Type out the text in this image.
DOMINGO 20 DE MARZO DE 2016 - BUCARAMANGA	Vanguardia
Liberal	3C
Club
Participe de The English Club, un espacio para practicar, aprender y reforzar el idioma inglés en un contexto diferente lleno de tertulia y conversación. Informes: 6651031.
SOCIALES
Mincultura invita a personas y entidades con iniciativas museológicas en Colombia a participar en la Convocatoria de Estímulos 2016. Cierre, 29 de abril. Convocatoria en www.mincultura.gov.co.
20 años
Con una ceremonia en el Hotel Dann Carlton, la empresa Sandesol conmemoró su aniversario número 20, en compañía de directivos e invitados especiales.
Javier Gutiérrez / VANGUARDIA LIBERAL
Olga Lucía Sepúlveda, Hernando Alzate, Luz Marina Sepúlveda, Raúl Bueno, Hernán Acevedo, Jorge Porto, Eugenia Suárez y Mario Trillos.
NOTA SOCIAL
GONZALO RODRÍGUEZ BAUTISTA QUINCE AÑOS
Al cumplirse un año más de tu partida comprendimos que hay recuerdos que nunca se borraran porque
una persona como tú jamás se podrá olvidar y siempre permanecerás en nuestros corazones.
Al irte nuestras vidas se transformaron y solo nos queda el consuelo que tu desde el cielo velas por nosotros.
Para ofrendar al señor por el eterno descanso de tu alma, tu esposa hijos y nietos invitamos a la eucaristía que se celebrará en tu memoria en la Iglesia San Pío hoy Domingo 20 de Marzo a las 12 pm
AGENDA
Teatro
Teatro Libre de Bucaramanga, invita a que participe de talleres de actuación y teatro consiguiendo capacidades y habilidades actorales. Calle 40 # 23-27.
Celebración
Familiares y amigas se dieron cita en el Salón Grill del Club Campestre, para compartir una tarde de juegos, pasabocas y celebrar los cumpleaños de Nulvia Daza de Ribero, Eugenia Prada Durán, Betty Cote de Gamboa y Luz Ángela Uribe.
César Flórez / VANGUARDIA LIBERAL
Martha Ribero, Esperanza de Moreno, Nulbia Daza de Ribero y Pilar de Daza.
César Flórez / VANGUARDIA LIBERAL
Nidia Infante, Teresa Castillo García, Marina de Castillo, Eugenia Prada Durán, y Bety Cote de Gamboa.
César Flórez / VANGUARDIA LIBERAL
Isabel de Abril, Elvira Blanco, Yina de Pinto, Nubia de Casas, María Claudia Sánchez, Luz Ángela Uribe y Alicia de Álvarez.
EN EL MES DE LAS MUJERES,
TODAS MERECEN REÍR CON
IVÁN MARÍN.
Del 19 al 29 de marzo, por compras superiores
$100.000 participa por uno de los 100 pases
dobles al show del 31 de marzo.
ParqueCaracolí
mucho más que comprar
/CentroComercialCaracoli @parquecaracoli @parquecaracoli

**The problem**
Using the listing above, retype each line exactly.

**Problem solution**
Type out the text in this image.
DOMINGO 20 DE MARZO DE 2016 - BUCARAMANGA	Vanguardia
Liberal	3C
Club
Participe de The English Club, un espacio para practicar, aprender y reforzar el idioma inglés en un contexto diferente lleno de tertulia y conversación. Informes: 6651031.
SOCIALES
Mincultura invita a personas y entidades con iniciativas museológicas en Colombia a participar en la Convocatoria de Estímulos 2016. Cierre, 29 de abril. Convocatoria en www.mincultura.gov.co.
20 años
Con una ceremonia en el Hotel Dann Carlton, la empresa Sandesol conmemoró su aniversario número 20, en compañía de directivos e invitados especiales.
Javier Gutiérrez / VANGUARDIA LIBERAL
Olga Lucía Sepúlveda, Hernando Alzate, Luz Marina Sepúlveda, Raúl Bueno, Hernán Acevedo, Jorge Porto, Eugenia Suárez y Mario Trillos.
NOTA SOCIAL
GONZALO RODRÍGUEZ BAUTISTA QUINCE AÑOS
Al cumplirse un año más de tu partida comprendimos que hay recuerdos que nunca se borraran porque
una persona como tú jamás se podrá olvidar y siempre permanecerás en nuestros corazones.
Al irte nuestras vidas se transformaron y solo nos queda el consuelo que tu desde el cielo velas por nosotros.
Para ofrendar al señor por el eterno descanso de tu alma, tu esposa hijos y nietos invitamos a la eucaristía que se celebrará en tu memoria en la Iglesia San Pío hoy Domingo 20 de Marzo a las 12 pm
AGENDA
Teatro
Teatro Libre de Bucaramanga, invita a que participe de talleres de actuación y teatro consiguiendo capacidades y habilidades actorales. Calle 40 # 23-27.
Celebración
Familiares y amigas se dieron cita en el Salón Grill del Club Campestre, para compartir una tarde de juegos, pasabocas y celebrar los cumpleaños de Nulvia Daza de Ribero, Eugenia Prada Durán, Betty Cote de Gamboa y Luz Ángela Uribe.
César Flórez / VANGUARDIA LIBERAL
Martha Ribero, Esperanza de Moreno, Nulbia Daza de Ribero y Pilar de Daza.
César Flórez / VANGUARDIA LIBERAL
Nidia Infante, Teresa Castillo García, Marina de Castillo, Eugenia Prada Durán, y Bety Cote de Gamboa.
César Flórez / VANGUARDIA LIBERAL
Isabel de Abril, Elvira Blanco, Yina de Pinto, Nubia de Casas, María Claudia Sánchez, Luz Ángela Uribe y Alicia de Álvarez.
EN EL MES DE LAS MUJERES,
TODAS MERECEN REÍR CON
IVÁN MARÍN.
Del 19 al 29 de marzo, por compras superiores
$100.000 participa por uno de los 100 pases
dobles al show del 31 de marzo.
ParqueCaracolí
mucho más que comprar
/CentroComercialCaracoli @parquecaracoli @parquecaracoli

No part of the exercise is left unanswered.